» The task:
Pick out each line of the records in which the word "this" appears.

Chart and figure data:
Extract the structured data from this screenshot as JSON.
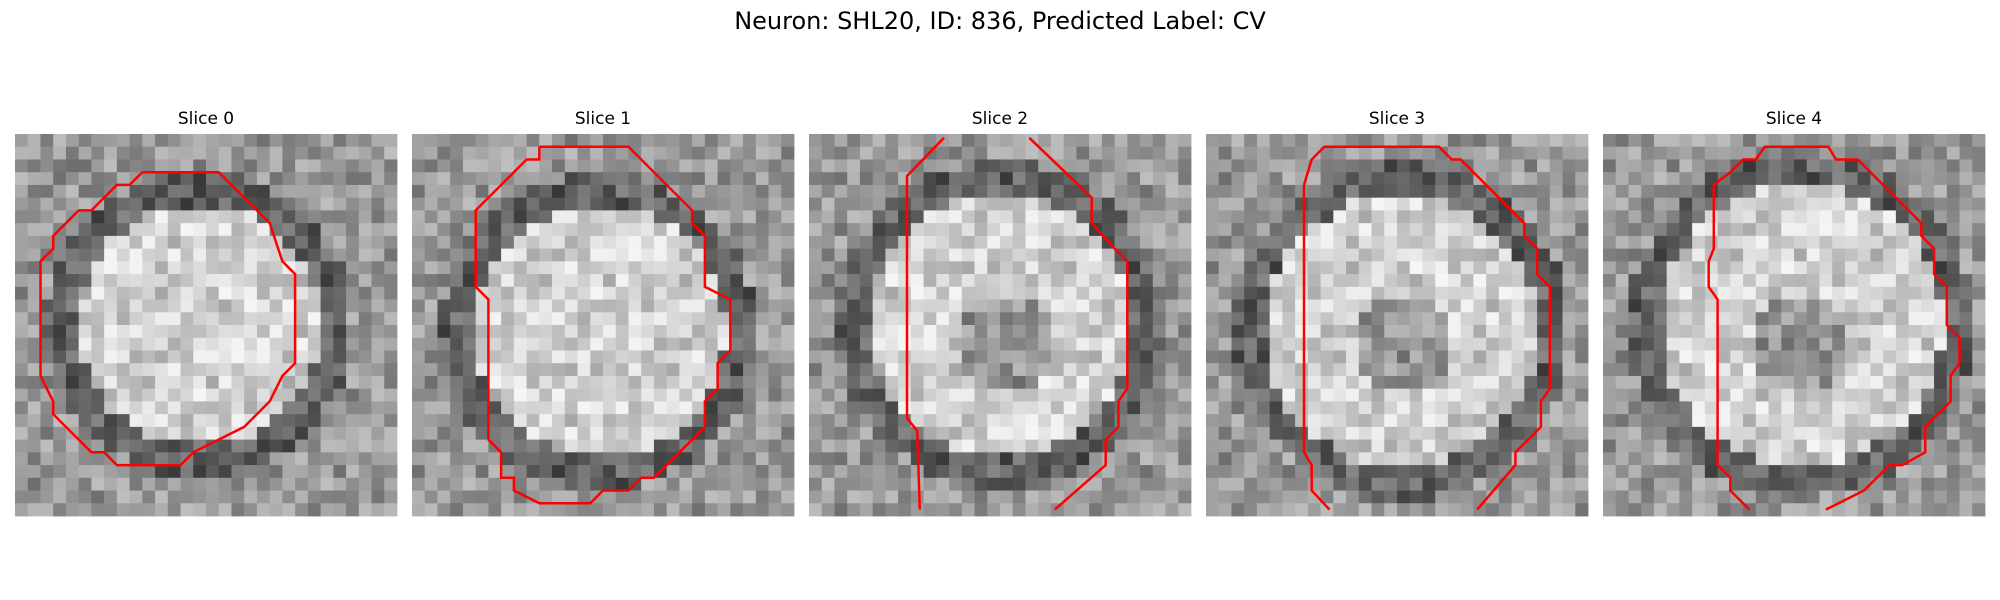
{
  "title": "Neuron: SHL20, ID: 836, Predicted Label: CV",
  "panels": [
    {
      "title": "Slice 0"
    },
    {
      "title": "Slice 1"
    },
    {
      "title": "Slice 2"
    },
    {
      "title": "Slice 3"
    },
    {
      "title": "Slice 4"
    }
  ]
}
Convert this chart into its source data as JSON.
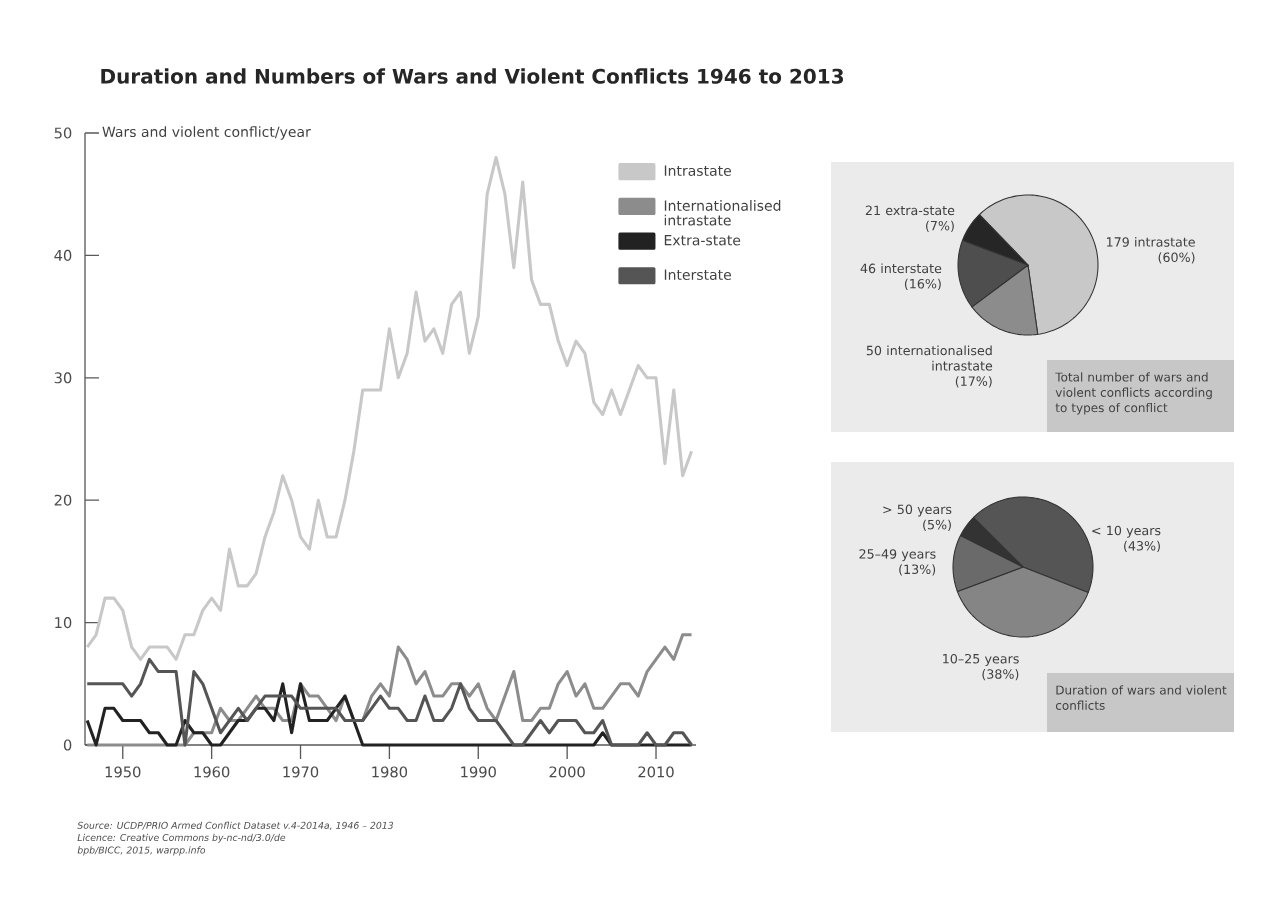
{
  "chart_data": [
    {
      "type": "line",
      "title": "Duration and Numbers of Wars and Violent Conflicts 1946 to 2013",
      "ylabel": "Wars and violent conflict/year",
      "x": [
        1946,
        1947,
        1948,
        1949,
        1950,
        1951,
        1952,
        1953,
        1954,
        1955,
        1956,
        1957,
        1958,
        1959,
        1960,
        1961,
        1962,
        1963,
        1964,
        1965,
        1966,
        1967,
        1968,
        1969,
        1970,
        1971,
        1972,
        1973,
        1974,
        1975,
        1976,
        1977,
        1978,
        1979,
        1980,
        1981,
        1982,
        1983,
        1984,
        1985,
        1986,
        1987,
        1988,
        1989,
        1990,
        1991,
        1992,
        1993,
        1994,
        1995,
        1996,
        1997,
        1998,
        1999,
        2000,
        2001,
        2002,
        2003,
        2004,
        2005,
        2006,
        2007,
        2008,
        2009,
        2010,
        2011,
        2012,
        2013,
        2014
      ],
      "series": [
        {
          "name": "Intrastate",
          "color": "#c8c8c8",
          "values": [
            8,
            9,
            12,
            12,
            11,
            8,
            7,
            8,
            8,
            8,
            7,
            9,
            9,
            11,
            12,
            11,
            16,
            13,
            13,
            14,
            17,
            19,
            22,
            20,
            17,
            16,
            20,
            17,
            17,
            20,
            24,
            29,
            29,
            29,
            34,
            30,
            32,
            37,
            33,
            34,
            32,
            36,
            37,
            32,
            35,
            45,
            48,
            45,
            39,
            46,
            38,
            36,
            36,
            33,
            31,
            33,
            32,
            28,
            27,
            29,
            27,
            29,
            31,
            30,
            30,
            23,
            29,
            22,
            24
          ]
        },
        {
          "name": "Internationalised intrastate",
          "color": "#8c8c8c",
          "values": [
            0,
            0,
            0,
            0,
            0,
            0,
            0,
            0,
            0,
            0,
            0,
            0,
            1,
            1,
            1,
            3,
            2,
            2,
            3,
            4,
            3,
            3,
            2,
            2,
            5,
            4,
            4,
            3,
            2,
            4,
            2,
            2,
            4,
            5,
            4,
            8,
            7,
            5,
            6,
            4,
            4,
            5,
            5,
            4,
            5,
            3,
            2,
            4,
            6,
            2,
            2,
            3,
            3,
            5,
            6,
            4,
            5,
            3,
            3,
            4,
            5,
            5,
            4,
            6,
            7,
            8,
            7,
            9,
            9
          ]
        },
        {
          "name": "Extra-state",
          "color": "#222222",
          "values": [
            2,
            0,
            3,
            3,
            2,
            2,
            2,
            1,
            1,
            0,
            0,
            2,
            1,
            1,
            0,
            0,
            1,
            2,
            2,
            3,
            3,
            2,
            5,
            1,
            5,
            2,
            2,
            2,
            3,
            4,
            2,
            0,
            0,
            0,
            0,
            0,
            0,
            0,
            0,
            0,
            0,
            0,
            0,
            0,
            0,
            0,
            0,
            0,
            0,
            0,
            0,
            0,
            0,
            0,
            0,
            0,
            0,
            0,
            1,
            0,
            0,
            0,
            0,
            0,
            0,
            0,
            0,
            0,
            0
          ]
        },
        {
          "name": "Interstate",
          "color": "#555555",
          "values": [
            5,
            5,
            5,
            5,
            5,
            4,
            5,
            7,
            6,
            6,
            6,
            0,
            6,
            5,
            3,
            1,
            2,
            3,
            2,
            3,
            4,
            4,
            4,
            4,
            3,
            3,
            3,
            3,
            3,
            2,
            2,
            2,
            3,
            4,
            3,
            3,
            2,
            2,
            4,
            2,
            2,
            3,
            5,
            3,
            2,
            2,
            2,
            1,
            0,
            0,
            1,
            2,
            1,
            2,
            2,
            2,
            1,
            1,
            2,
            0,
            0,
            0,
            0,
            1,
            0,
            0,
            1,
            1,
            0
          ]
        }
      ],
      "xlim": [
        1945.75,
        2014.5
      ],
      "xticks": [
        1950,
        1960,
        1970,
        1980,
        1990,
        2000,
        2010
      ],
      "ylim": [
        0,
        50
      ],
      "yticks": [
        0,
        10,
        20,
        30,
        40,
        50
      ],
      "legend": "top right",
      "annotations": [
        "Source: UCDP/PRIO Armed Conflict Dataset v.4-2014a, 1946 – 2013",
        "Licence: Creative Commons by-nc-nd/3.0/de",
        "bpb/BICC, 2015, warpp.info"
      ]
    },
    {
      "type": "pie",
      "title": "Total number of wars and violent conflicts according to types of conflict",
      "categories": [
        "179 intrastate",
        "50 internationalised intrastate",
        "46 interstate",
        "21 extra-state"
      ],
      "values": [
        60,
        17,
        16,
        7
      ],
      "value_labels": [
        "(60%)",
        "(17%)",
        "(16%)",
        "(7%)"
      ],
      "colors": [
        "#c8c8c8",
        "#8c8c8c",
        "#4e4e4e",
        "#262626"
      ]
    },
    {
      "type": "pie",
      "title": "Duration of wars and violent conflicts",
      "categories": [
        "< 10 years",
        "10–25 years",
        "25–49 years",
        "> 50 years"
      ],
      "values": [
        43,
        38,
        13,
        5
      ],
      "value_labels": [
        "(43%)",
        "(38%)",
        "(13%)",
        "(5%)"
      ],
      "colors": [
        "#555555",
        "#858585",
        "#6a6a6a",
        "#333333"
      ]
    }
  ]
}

» Written solution:
Extract the structured data from this screenshot as JSON.
Convert this chart into its source data as JSON.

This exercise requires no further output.